Written task.
Extract the lines that hold the string "JSON".

Provided records.
◆ ◆ ◆ ◆

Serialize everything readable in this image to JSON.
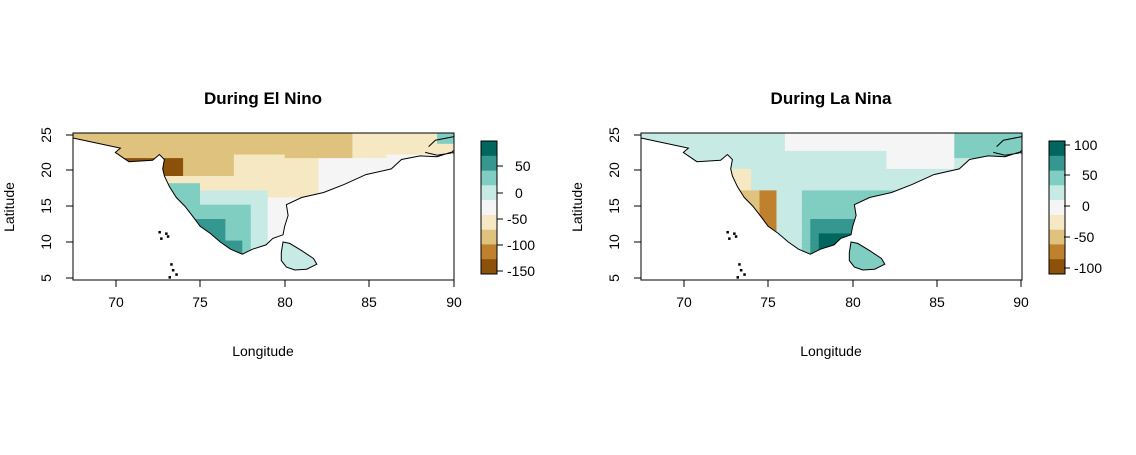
{
  "figure": {
    "panels": [
      {
        "title": "During El Nino",
        "xlabel": "Longitude",
        "ylabel": "Latitude",
        "x_ticks": [
          "70",
          "75",
          "80",
          "85",
          "90"
        ],
        "y_ticks": [
          "5",
          "10",
          "15",
          "20",
          "25"
        ],
        "colorbar_ticks": [
          "50",
          "0",
          "-50",
          "-100",
          "-150"
        ],
        "colorbar_colors": [
          "#01665e",
          "#35978f",
          "#80cdc1",
          "#c7eae5",
          "#f5f5f5",
          "#f6e8c3",
          "#dfc27d",
          "#bf812d",
          "#8c510a"
        ]
      },
      {
        "title": "During La Nina",
        "xlabel": "Longitude",
        "ylabel": "Latitude",
        "x_ticks": [
          "70",
          "75",
          "80",
          "85",
          "90"
        ],
        "y_ticks": [
          "5",
          "10",
          "15",
          "20",
          "25"
        ],
        "colorbar_ticks": [
          "100",
          "50",
          "0",
          "-50",
          "-100"
        ],
        "colorbar_colors": [
          "#01665e",
          "#35978f",
          "#80cdc1",
          "#c7eae5",
          "#f5f5f5",
          "#f6e8c3",
          "#dfc27d",
          "#bf812d",
          "#8c510a"
        ]
      }
    ]
  },
  "chart_data": [
    {
      "type": "heatmap",
      "title": "During El Nino",
      "xlabel": "Longitude",
      "ylabel": "Latitude",
      "xlim": [
        67.5,
        90
      ],
      "ylim": [
        4.5,
        25
      ],
      "xticks": [
        70,
        75,
        80,
        85,
        90
      ],
      "yticks": [
        5,
        10,
        15,
        20,
        25
      ],
      "colorbar": {
        "ticks": [
          50,
          0,
          -50,
          -100,
          -150
        ],
        "range": [
          -170,
          95
        ]
      },
      "grid": false
    },
    {
      "type": "heatmap",
      "title": "During La Nina",
      "xlabel": "Longitude",
      "ylabel": "Latitude",
      "xlim": [
        67.5,
        90
      ],
      "ylim": [
        4.5,
        25
      ],
      "xticks": [
        70,
        75,
        80,
        85,
        90
      ],
      "yticks": [
        5,
        10,
        15,
        20,
        25
      ],
      "colorbar": {
        "ticks": [
          100,
          50,
          0,
          -50,
          -100
        ],
        "range": [
          -125,
          115
        ]
      },
      "grid": false
    }
  ]
}
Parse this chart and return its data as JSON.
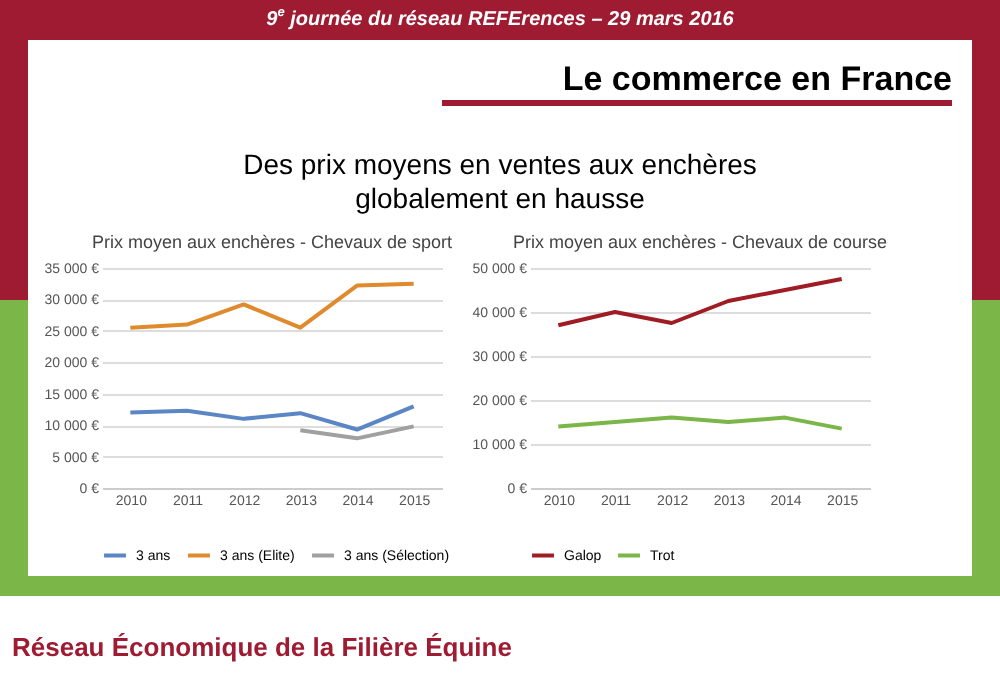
{
  "chart_data": [
    {
      "type": "line",
      "title": "Prix moyen aux enchères - Chevaux de sport",
      "annotations": [
        "9$^{e}$ journée du réseau REFErences – 29 mars 2016",
        "Le commerce en France",
        "Des prix moyens en ventes aux enchères globalement en hausse",
        "Réseau Économique de la Filière Équine"
      ],
      "categories": [
        "2010",
        "2011",
        "2012",
        "2013",
        "2014",
        "2015"
      ],
      "series": [
        {
          "name": "3 ans",
          "color": "#5b86c5",
          "values": [
            12000,
            12300,
            11000,
            11900,
            9300,
            13000
          ]
        },
        {
          "name": "3 ans (Elite)",
          "color": "#e08a2e",
          "values": [
            25500,
            26000,
            29200,
            25500,
            32200,
            32500
          ]
        },
        {
          "name": "3 ans (Sélection)",
          "color": "#a0a0a0",
          "values": [
            null,
            null,
            null,
            9200,
            7900,
            9800
          ]
        }
      ],
      "ylim": [
        0,
        35000
      ],
      "yticks": [
        {
          "value": 0,
          "label": "0 €"
        },
        {
          "value": 5000,
          "label": "5 000 €"
        },
        {
          "value": 10000,
          "label": "10 000 €"
        },
        {
          "value": 15000,
          "label": "15 000 €"
        },
        {
          "value": 20000,
          "label": "20 000 €"
        },
        {
          "value": 25000,
          "label": "25 000 €"
        },
        {
          "value": 30000,
          "label": "30 000 €"
        },
        {
          "value": 35000,
          "label": "35 000 €"
        }
      ],
      "grid": "y",
      "legend": "bottom"
    },
    {
      "type": "line",
      "title": "Prix moyen aux enchères - Chevaux de course",
      "categories": [
        "2010",
        "2011",
        "2012",
        "2013",
        "2014",
        "2015"
      ],
      "series": [
        {
          "name": "Galop",
          "color": "#a01c24",
          "values": [
            37000,
            40000,
            37500,
            42500,
            45000,
            47500
          ]
        },
        {
          "name": "Trot",
          "color": "#7ab648",
          "values": [
            14000,
            15000,
            16000,
            15000,
            16000,
            13500
          ]
        }
      ],
      "ylim": [
        0,
        50000
      ],
      "yticks": [
        {
          "value": 0,
          "label": "0 €"
        },
        {
          "value": 10000,
          "label": "10 000 €"
        },
        {
          "value": 20000,
          "label": "20 000 €"
        },
        {
          "value": 30000,
          "label": "30 000 €"
        },
        {
          "value": 40000,
          "label": "40 000 €"
        },
        {
          "value": 50000,
          "label": "50 000 €"
        }
      ],
      "grid": "y",
      "legend": "bottom"
    }
  ]
}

◆ ◆ ◆ ◆

Result below.
Serialize everything readable in this image to JSON.
Parse this chart and return its data as JSON.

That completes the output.